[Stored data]
*-*-*

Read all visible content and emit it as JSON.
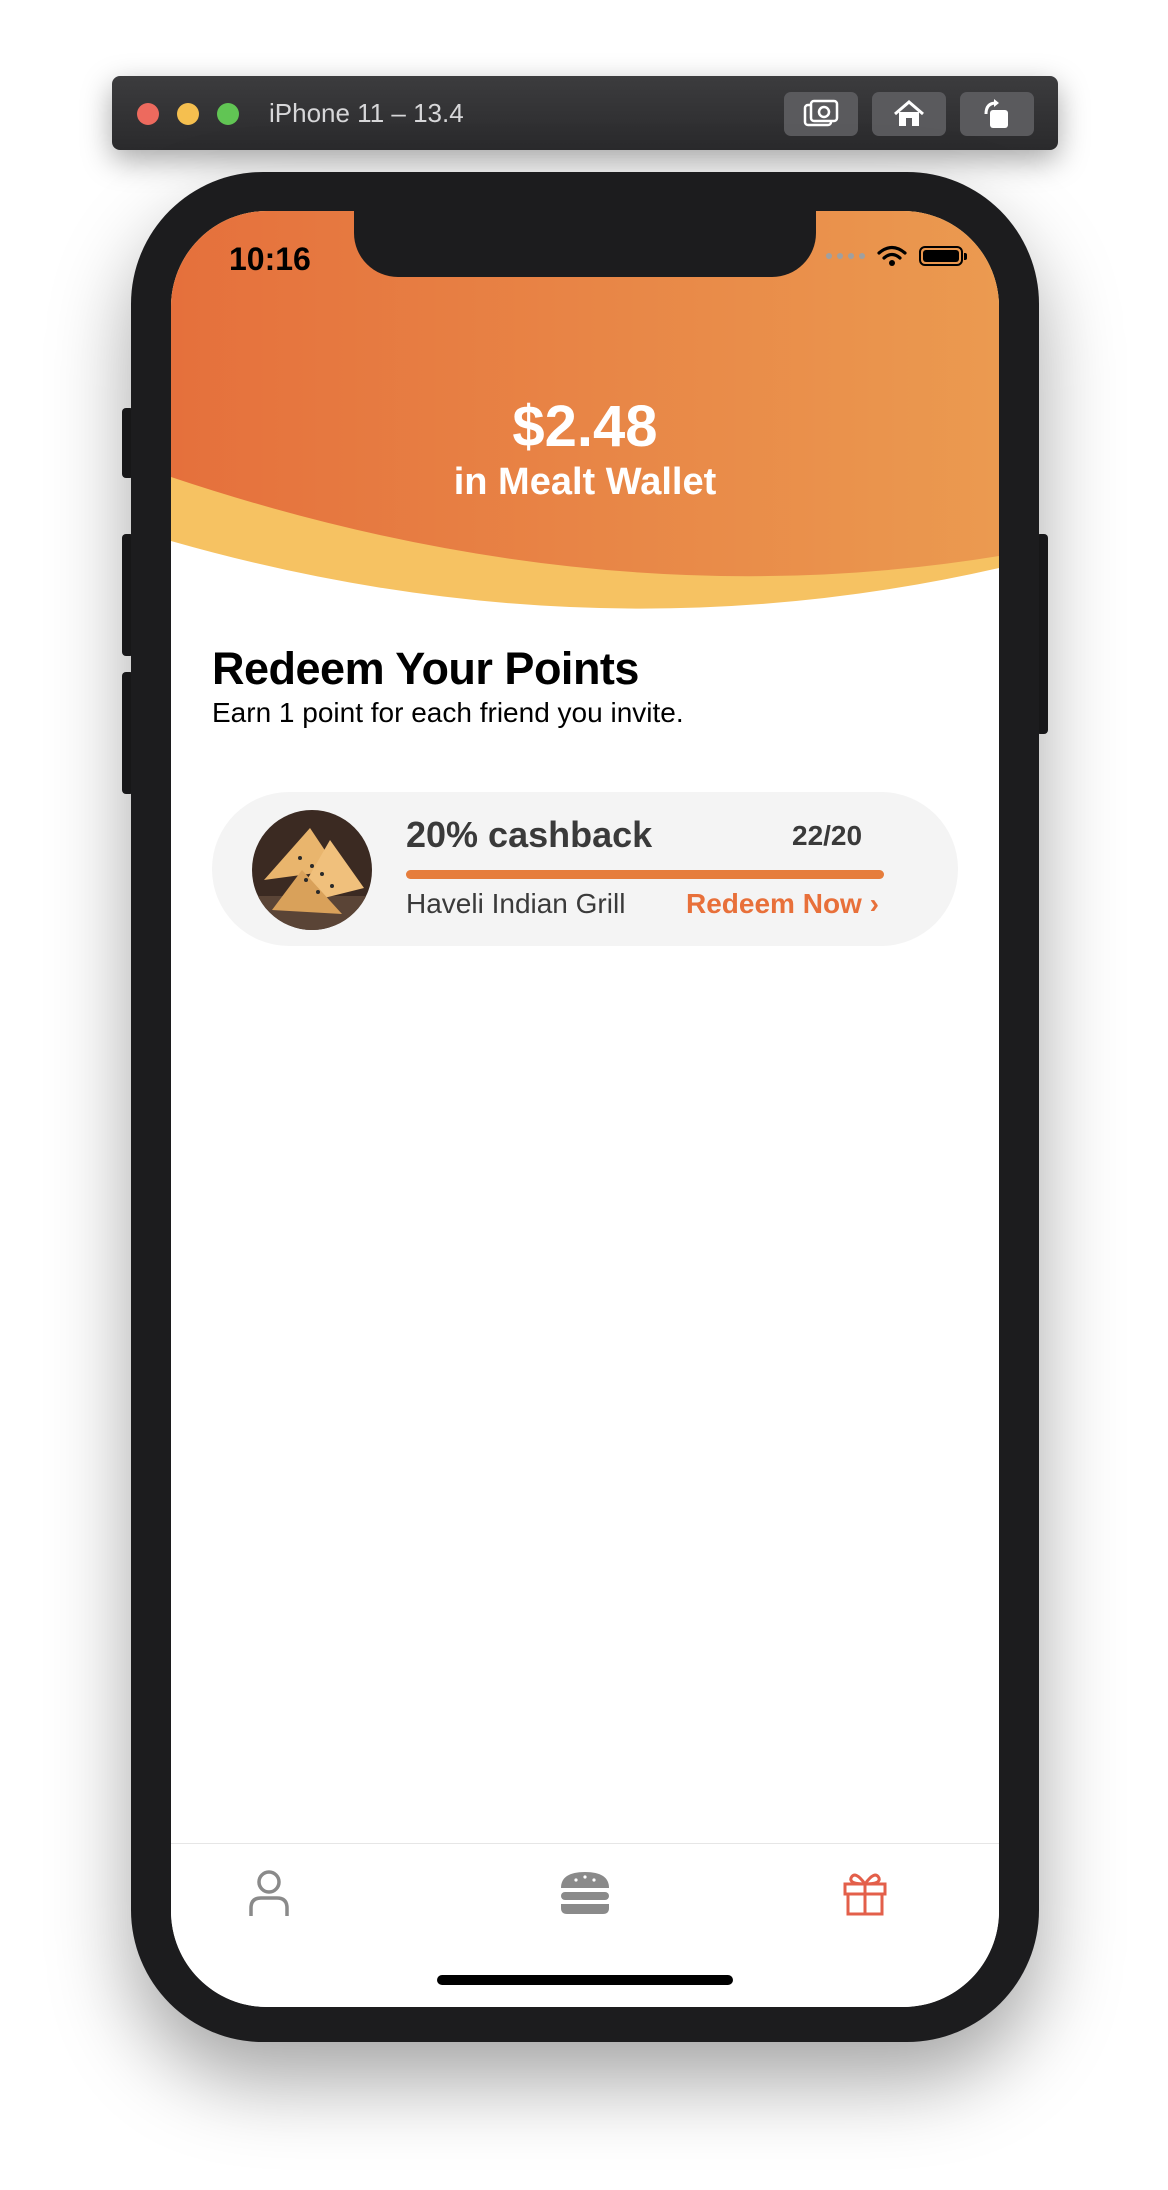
{
  "simulator": {
    "title": "iPhone 11 – 13.4",
    "buttons": [
      "screenshot-icon",
      "home-icon",
      "rotate-icon"
    ]
  },
  "status_bar": {
    "time": "10:16"
  },
  "wallet": {
    "amount": "$2.48",
    "label": "in Mealt Wallet"
  },
  "colors": {
    "header_orange_start": "#e5703c",
    "header_orange_end": "#eb9a50",
    "header_yellow": "#f6c262",
    "accent": "#e8703a",
    "gift_active": "#e35f4a"
  },
  "redeem_section": {
    "title": "Redeem Your Points",
    "subtitle": "Earn 1 point for each friend you invite."
  },
  "rewards": [
    {
      "offer": "20% cashback",
      "progress_text": "22/20",
      "progress_fraction": 1.0,
      "restaurant": "Haveli Indian Grill",
      "action": "Redeem Now ›"
    }
  ],
  "tab_bar": {
    "tabs": [
      {
        "icon": "person-icon",
        "active": false
      },
      {
        "icon": "burger-icon",
        "active": false
      },
      {
        "icon": "gift-icon",
        "active": true
      }
    ]
  }
}
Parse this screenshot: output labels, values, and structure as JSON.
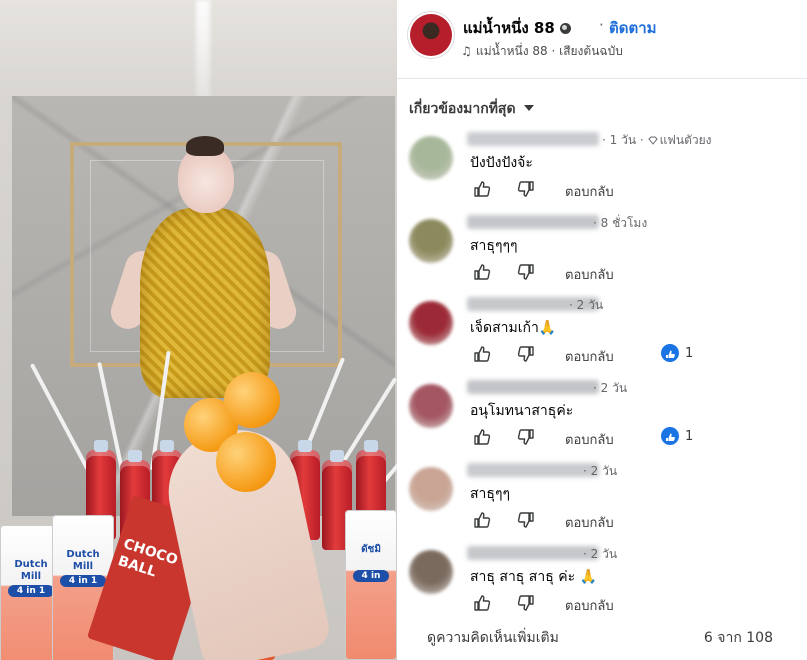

*-*-*

Without the images, write out each line of the data verbatim.

▶ _The answer_
Read all visible content and emit it as JSON.
{
  "simulator": {
    "title": "iPhone 11 – 13.4",
    "buttons": [
      "screenshot-icon",
      "home-icon",
      "rotate-icon"
    ]
  },
  "status_bar": {
    "time": "10:16"
  },
  "wallet": {
    "amount": "$2.48",
    "label": "in Mealt Wallet"
  },
  "colors": {
    "header_orange_start": "#e5703c",
    "header_orange_end": "#eb9a50",
    "header_yellow": "#f6c262",
    "accent": "#e8703a",
    "gift_active": "#e35f4a"
  },
  "redeem_section": {
    "title": "Redeem Your Points",
    "subtitle": "Earn 1 point for each friend you invite."
  },
  "rewards": [
    {
      "offer": "20% cashback",
      "progress_text": "22/20",
      "progress_fraction": 1.0,
      "restaurant": "Haveli Indian Grill",
      "action": "Redeem Now ›"
    }
  ],
  "tab_bar": {
    "tabs": [
      {
        "icon": "person-icon",
        "active": false
      },
      {
        "icon": "burger-icon",
        "active": false
      },
      {
        "icon": "gift-icon",
        "active": true
      }
    ]
  }
}
Parse this screenshot: output labels, values, and structure as JSON.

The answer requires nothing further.